─── Provided entries
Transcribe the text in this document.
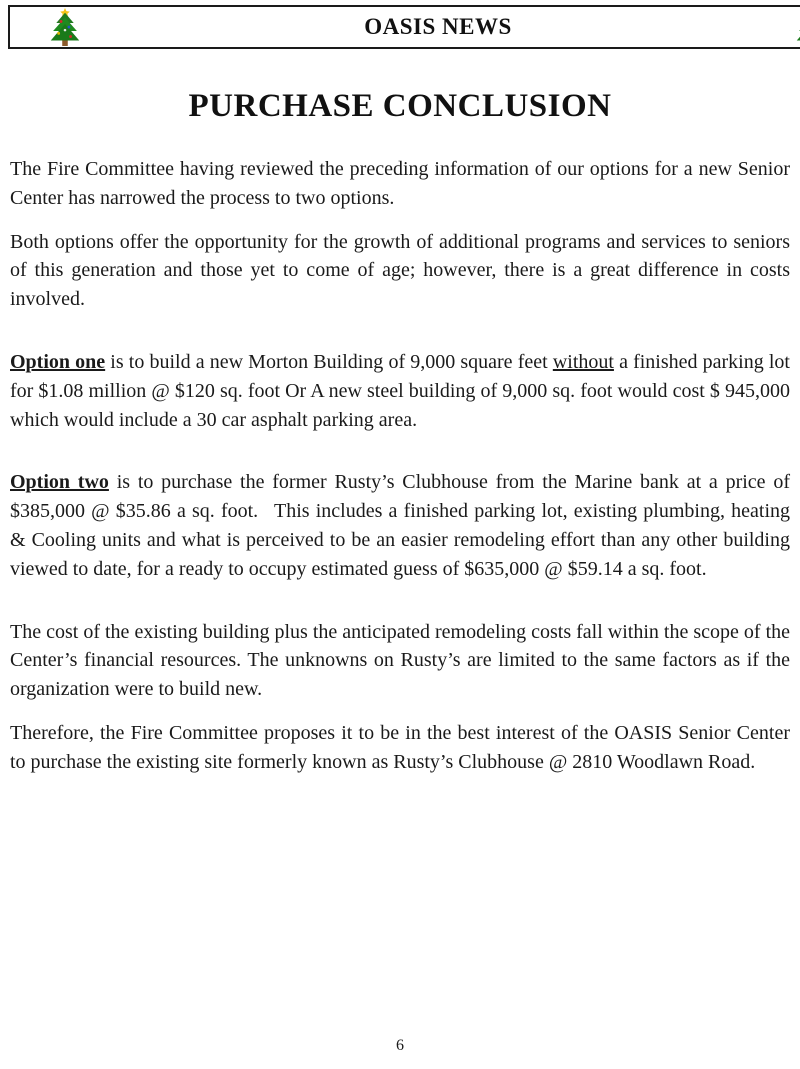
OASIS NEWS
PURCHASE CONCLUSION

The Fire Committee having reviewed the preceding information of our options for a new Senior Center has narrowed the process to two options.

Both options offer the opportunity for the growth of additional programs and services to seniors of this generation and those yet to come of age; however, there is a great difference in costs involved.

Option one is to build a new Morton Building of 9,000 square feet without a finished parking lot for $1.08 million @ $120 sq. foot Or A new steel building of 9,000 sq. foot would cost $ 945,000 which would include a 30 car asphalt parking area.

Option two is to purchase the former Rusty’s Clubhouse from the Marine bank at a price of $385,000 @ $35.86 a sq. foot.  This includes a finished parking lot, existing plumbing, heating & Cooling units and what is perceived to be an easier remodeling effort than any other building viewed to date, for a ready to occupy estimated guess of $635,000 @ $59.14 a sq. foot.

The cost of the existing building plus the anticipated remodeling costs fall within the scope of the Center’s financial resources. The unknowns on Rusty’s are limited to the same factors as if the organization were to build new.

Therefore, the Fire Committee proposes it to be in the best interest of the OASIS Senior Center to purchase the existing site formerly known as Rusty’s Clubhouse @ 2810 Woodlawn Road.

6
──────
→ Aim
Copy every record character for character. Skip the pictures.

→ Exercise output
Transcribe the text in this document.
OASIS NEWS
PURCHASE CONCLUSION

The Fire Committee having reviewed the preceding information of our options for a new Senior Center has narrowed the process to two options.

Both options offer the opportunity for the growth of additional programs and services to seniors of this generation and those yet to come of age; however, there is a great difference in costs involved.

Option one is to build a new Morton Building of 9,000 square feet without a finished parking lot for $1.08 million @ $120 sq. foot Or A new steel building of 9,000 sq. foot would cost $ 945,000 which would include a 30 car asphalt parking area.

Option two is to purchase the former Rusty’s Clubhouse from the Marine bank at a price of $385,000 @ $35.86 a sq. foot.  This includes a finished parking lot, existing plumbing, heating & Cooling units and what is perceived to be an easier remodeling effort than any other building viewed to date, for a ready to occupy estimated guess of $635,000 @ $59.14 a sq. foot.

The cost of the existing building plus the anticipated remodeling costs fall within the scope of the Center’s financial resources. The unknowns on Rusty’s are limited to the same factors as if the organization were to build new.

Therefore, the Fire Committee proposes it to be in the best interest of the OASIS Senior Center to purchase the existing site formerly known as Rusty’s Clubhouse @ 2810 Woodlawn Road.

6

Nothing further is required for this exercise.